» WHAT YOU NEED TO DO
Make an exact copy of all the entries below, with the pictures left out.

↓

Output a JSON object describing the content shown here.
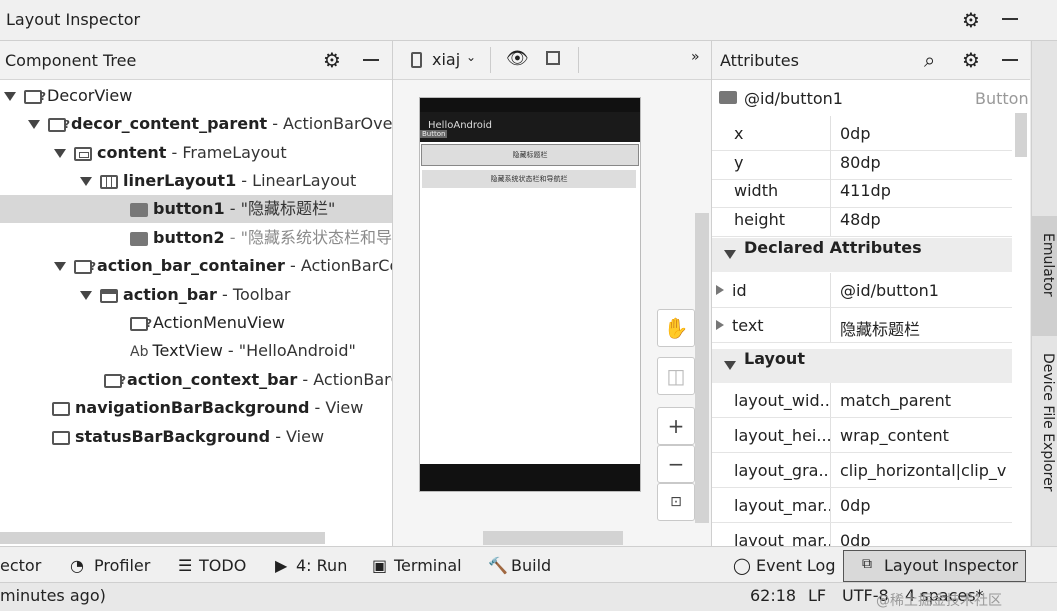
{
  "window": {
    "title": "Layout Inspector"
  },
  "tree": {
    "title": "Component Tree",
    "rows": [
      {
        "name": "DecorView",
        "type": ""
      },
      {
        "name": "decor_content_parent",
        "type": " - ActionBarOverla"
      },
      {
        "name": "content",
        "type": " - FrameLayout"
      },
      {
        "name": "linerLayout1",
        "type": " - LinearLayout"
      },
      {
        "name": "button1",
        "type": " - \"隐藏标题栏\""
      },
      {
        "name": "button2",
        "type": " - \"隐藏系统状态栏和导航"
      },
      {
        "name": "action_bar_container",
        "type": " - ActionBarCon"
      },
      {
        "name": "action_bar",
        "type": " - Toolbar"
      },
      {
        "name": "ActionMenuView",
        "type": ""
      },
      {
        "name": "TextView",
        "type": " - \"HelloAndroid\""
      },
      {
        "name": "action_context_bar",
        "type": " - ActionBarCo"
      },
      {
        "name": "navigationBarBackground",
        "type": " - View"
      },
      {
        "name": "statusBarBackground",
        "type": " - View"
      }
    ]
  },
  "preview": {
    "device_label": "xiaj",
    "chevron": "»",
    "app_title": "HelloAndroid",
    "button_tag": "Button",
    "button1_text": "隐藏标题栏",
    "button2_text": "隐藏系统状态栏和导航栏",
    "zoom_in": "+",
    "zoom_out": "−"
  },
  "attributes": {
    "title": "Attributes",
    "selected_id": "@id/button1",
    "selected_type": "Button",
    "basic": [
      {
        "key": "x",
        "value": "0dp"
      },
      {
        "key": "y",
        "value": "80dp"
      },
      {
        "key": "width",
        "value": "411dp"
      },
      {
        "key": "height",
        "value": "48dp"
      }
    ],
    "declared_title": "Declared Attributes",
    "declared": [
      {
        "key": "id",
        "value": "@id/button1"
      },
      {
        "key": "text",
        "value": "隐藏标题栏"
      }
    ],
    "layout_title": "Layout",
    "layout": [
      {
        "key": "layout_wid...",
        "value": "match_parent"
      },
      {
        "key": "layout_hei...",
        "value": "wrap_content"
      },
      {
        "key": "layout_gra...",
        "value": "clip_horizontal|clip_v"
      },
      {
        "key": "layout_mar...",
        "value": "0dp"
      },
      {
        "key": "layout_mar...",
        "value": "0dp"
      }
    ]
  },
  "side_tabs": {
    "emulator": "Emulator",
    "device_file_explorer": "Device File Explorer"
  },
  "bottom_tools": {
    "inspector_partial": "ector",
    "profiler": "Profiler",
    "todo": "TODO",
    "run": "4: Run",
    "terminal": "Terminal",
    "build": "Build",
    "event_log": "Event Log",
    "layout_inspector": "Layout Inspector"
  },
  "status_bar": {
    "message": "minutes ago)",
    "position": "62:18",
    "line_sep": "LF",
    "encoding": "UTF-8",
    "indent": "4 spaces*"
  },
  "watermark": "@稀土掘金技术社区"
}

↑

» ANSWER TO THIS PROBLEM
Output a JSON object describing the content shown here.
{
  "window": {
    "title": "Layout Inspector"
  },
  "tree": {
    "title": "Component Tree",
    "rows": [
      {
        "name": "DecorView",
        "type": ""
      },
      {
        "name": "decor_content_parent",
        "type": " - ActionBarOverla"
      },
      {
        "name": "content",
        "type": " - FrameLayout"
      },
      {
        "name": "linerLayout1",
        "type": " - LinearLayout"
      },
      {
        "name": "button1",
        "type": " - \"隐藏标题栏\""
      },
      {
        "name": "button2",
        "type": " - \"隐藏系统状态栏和导航"
      },
      {
        "name": "action_bar_container",
        "type": " - ActionBarCon"
      },
      {
        "name": "action_bar",
        "type": " - Toolbar"
      },
      {
        "name": "ActionMenuView",
        "type": ""
      },
      {
        "name": "TextView",
        "type": " - \"HelloAndroid\""
      },
      {
        "name": "action_context_bar",
        "type": " - ActionBarCo"
      },
      {
        "name": "navigationBarBackground",
        "type": " - View"
      },
      {
        "name": "statusBarBackground",
        "type": " - View"
      }
    ]
  },
  "preview": {
    "device_label": "xiaj",
    "chevron": "»",
    "app_title": "HelloAndroid",
    "button_tag": "Button",
    "button1_text": "隐藏标题栏",
    "button2_text": "隐藏系统状态栏和导航栏",
    "zoom_in": "+",
    "zoom_out": "−"
  },
  "attributes": {
    "title": "Attributes",
    "selected_id": "@id/button1",
    "selected_type": "Button",
    "basic": [
      {
        "key": "x",
        "value": "0dp"
      },
      {
        "key": "y",
        "value": "80dp"
      },
      {
        "key": "width",
        "value": "411dp"
      },
      {
        "key": "height",
        "value": "48dp"
      }
    ],
    "declared_title": "Declared Attributes",
    "declared": [
      {
        "key": "id",
        "value": "@id/button1"
      },
      {
        "key": "text",
        "value": "隐藏标题栏"
      }
    ],
    "layout_title": "Layout",
    "layout": [
      {
        "key": "layout_wid...",
        "value": "match_parent"
      },
      {
        "key": "layout_hei...",
        "value": "wrap_content"
      },
      {
        "key": "layout_gra...",
        "value": "clip_horizontal|clip_v"
      },
      {
        "key": "layout_mar...",
        "value": "0dp"
      },
      {
        "key": "layout_mar...",
        "value": "0dp"
      }
    ]
  },
  "side_tabs": {
    "emulator": "Emulator",
    "device_file_explorer": "Device File Explorer"
  },
  "bottom_tools": {
    "inspector_partial": "ector",
    "profiler": "Profiler",
    "todo": "TODO",
    "run": "4: Run",
    "terminal": "Terminal",
    "build": "Build",
    "event_log": "Event Log",
    "layout_inspector": "Layout Inspector"
  },
  "status_bar": {
    "message": "minutes ago)",
    "position": "62:18",
    "line_sep": "LF",
    "encoding": "UTF-8",
    "indent": "4 spaces*"
  },
  "watermark": "@稀土掘金技术社区"
}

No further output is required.